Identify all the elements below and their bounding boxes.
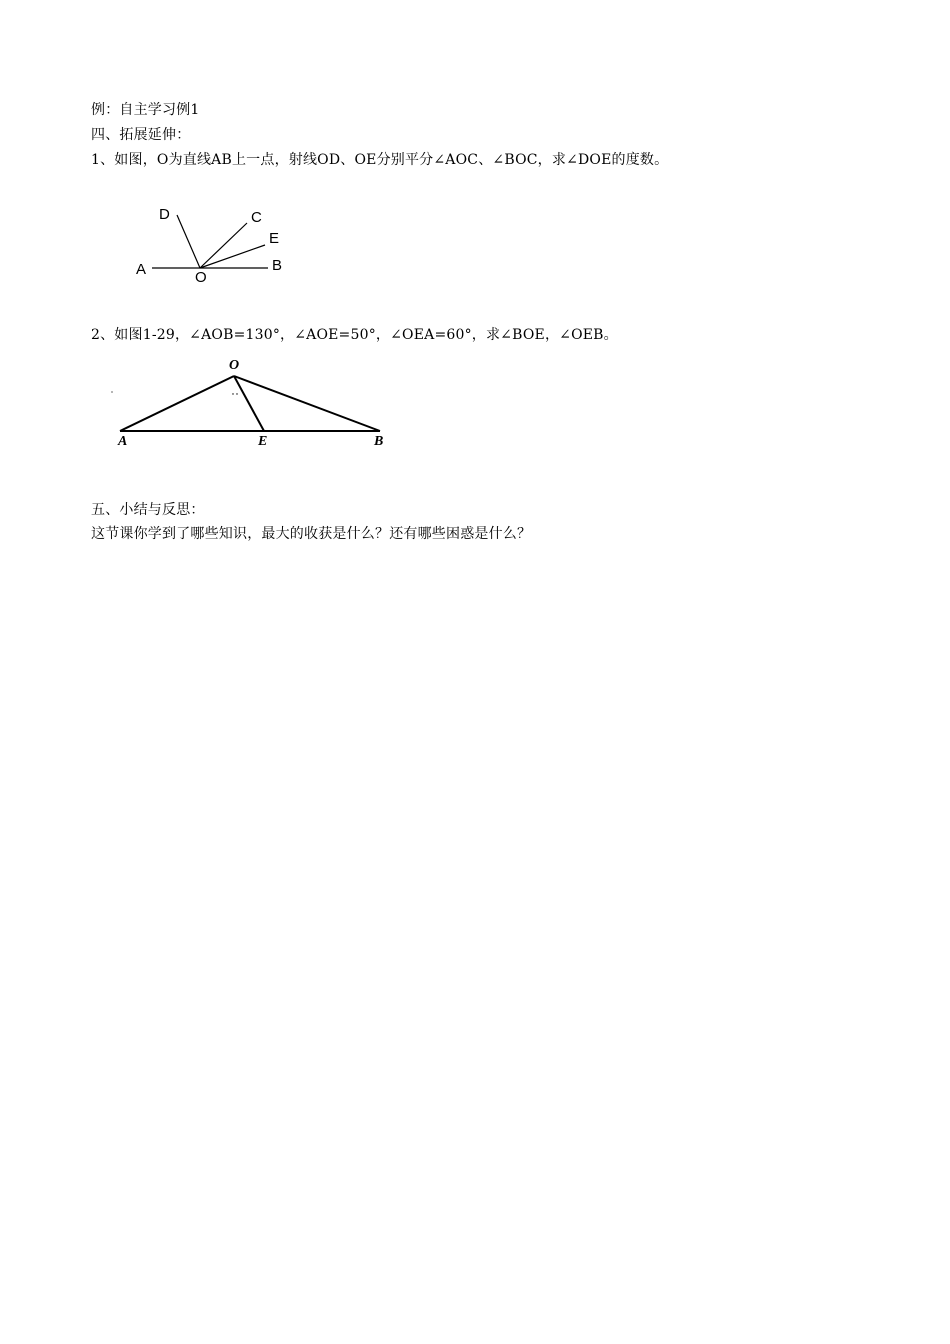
section-4-heading: 四、拓展延伸： [91,127,191,143]
label-c: C [251,209,262,226]
label-o: O [229,358,240,373]
label-e: E [258,434,268,449]
example-line: 例：自主学习例1 [91,102,200,118]
reflection-prompt: 这节课你学到了哪些知识，最大的收获是什么？还有哪些困惑是什么？ [91,526,532,542]
label-b: B [272,257,283,274]
question-1: 1、如图，O为直线AB上一点，射线OD、OE分别平分∠AOC、∠BOC，求∠DOE的度数。 [91,152,669,168]
label-e: E [269,230,280,247]
label-b: B [374,434,384,449]
segment-oa [120,376,234,431]
ray-od [177,215,200,268]
stray-dot [111,391,112,392]
segment-oe [234,376,264,431]
segment-ob [234,376,380,431]
angle-mark-dot [236,393,237,394]
label-o: O [195,269,207,286]
label-a: A [136,261,147,278]
ray-oe [200,245,265,268]
angle-mark-dot [232,393,233,394]
question-2: 2、如图1-29，∠AOB=130°，∠AOE=50°，∠OEA=60°，求∠BOE，∠OEB。 [91,327,618,343]
label-d: D [159,206,170,223]
section-5-heading: 五、小结与反思： [91,502,205,518]
ray-oc [200,223,247,268]
figure-1-angle-bisectors [120,195,300,290]
label-a: A [118,434,128,449]
figure-2-triangle [108,352,398,454]
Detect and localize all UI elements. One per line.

• • • • •

§ WORK TO BE COMPLETED:
Copy every line of the items above word for word, leaving out the pictures.

§ SOLUTION TO THIS EXERCISE:
Identify all the elements below and their bounding boxes.
section-4-heading: 四、拓展延伸： [91,127,191,143]
label-c: C [251,209,262,226]
label-o: O [229,358,240,373]
label-e: E [258,434,268,449]
example-line: 例：自主学习例1 [91,102,200,118]
reflection-prompt: 这节课你学到了哪些知识，最大的收获是什么？还有哪些困惑是什么？ [91,526,532,542]
label-b: B [272,257,283,274]
question-1: 1、如图，O为直线AB上一点，射线OD、OE分别平分∠AOC、∠BOC，求∠DOE的度数。 [91,152,669,168]
label-e: E [269,230,280,247]
label-b: B [374,434,384,449]
segment-oa [120,376,234,431]
ray-od [177,215,200,268]
stray-dot [111,391,112,392]
segment-oe [234,376,264,431]
segment-ob [234,376,380,431]
angle-mark-dot [236,393,237,394]
label-o: O [195,269,207,286]
label-a: A [136,261,147,278]
ray-oe [200,245,265,268]
angle-mark-dot [232,393,233,394]
question-2: 2、如图1-29，∠AOB=130°，∠AOE=50°，∠OEA=60°，求∠BOE，∠OEB。 [91,327,618,343]
label-d: D [159,206,170,223]
section-5-heading: 五、小结与反思： [91,502,205,518]
ray-oc [200,223,247,268]
figure-1-angle-bisectors [120,195,300,290]
label-a: A [118,434,128,449]
figure-2-triangle [108,352,398,454]
Detect and localize all UI elements. One per line.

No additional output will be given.